**WRITTEN TASK**
Search the data below for the string "Uygulaması". Extract every line that contains it.

**RECORDS FOR THE EXERCISE**
===============

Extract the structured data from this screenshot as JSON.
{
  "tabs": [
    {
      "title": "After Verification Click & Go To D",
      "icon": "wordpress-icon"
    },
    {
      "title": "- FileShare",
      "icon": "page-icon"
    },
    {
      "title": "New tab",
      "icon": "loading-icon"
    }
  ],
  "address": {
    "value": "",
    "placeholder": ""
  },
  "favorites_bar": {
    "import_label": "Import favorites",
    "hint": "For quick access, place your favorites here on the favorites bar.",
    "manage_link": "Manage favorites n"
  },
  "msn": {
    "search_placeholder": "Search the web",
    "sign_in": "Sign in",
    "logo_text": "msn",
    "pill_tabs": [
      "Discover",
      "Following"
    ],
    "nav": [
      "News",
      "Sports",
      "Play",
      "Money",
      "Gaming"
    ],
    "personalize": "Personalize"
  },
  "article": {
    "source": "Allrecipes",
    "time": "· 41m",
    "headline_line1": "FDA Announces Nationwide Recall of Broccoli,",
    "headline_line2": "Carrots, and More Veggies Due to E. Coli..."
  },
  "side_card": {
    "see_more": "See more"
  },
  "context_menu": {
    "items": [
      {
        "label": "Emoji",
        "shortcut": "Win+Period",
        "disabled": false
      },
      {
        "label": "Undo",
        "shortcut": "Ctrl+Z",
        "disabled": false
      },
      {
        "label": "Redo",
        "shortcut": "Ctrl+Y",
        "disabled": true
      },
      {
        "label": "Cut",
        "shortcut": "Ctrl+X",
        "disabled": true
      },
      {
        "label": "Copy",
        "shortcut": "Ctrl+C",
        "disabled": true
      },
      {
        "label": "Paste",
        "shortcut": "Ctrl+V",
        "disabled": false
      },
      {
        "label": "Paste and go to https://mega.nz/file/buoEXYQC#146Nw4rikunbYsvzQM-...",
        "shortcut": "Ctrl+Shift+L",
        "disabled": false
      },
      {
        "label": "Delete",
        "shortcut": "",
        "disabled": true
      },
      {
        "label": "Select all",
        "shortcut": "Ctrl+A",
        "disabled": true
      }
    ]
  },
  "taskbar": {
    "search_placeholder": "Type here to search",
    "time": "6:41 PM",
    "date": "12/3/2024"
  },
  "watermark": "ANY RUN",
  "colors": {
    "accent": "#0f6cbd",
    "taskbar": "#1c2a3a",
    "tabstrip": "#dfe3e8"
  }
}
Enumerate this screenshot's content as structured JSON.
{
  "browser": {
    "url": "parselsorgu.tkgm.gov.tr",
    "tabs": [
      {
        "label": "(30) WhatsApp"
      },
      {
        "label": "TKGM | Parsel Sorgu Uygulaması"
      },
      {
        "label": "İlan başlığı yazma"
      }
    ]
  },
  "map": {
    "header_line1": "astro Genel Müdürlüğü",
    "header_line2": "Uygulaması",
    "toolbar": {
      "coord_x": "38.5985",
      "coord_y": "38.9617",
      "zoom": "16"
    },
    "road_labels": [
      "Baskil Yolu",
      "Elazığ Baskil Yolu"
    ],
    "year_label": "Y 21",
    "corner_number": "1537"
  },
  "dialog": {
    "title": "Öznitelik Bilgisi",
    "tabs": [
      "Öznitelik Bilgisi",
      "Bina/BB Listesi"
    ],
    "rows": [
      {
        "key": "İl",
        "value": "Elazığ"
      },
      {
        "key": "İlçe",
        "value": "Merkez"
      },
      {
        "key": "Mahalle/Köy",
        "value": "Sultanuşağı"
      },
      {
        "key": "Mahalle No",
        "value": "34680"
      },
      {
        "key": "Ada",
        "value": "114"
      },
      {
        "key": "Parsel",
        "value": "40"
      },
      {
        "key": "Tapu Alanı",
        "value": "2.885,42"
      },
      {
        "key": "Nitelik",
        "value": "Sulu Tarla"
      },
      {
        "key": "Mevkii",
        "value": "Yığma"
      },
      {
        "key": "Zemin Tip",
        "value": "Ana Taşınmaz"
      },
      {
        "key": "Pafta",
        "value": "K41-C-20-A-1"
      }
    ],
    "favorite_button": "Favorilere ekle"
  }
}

===============

**TASK OUTPUT**
        "label": "TKGM | Parsel Sorgu Uygulaması"
    "header_line2": "Uygulaması",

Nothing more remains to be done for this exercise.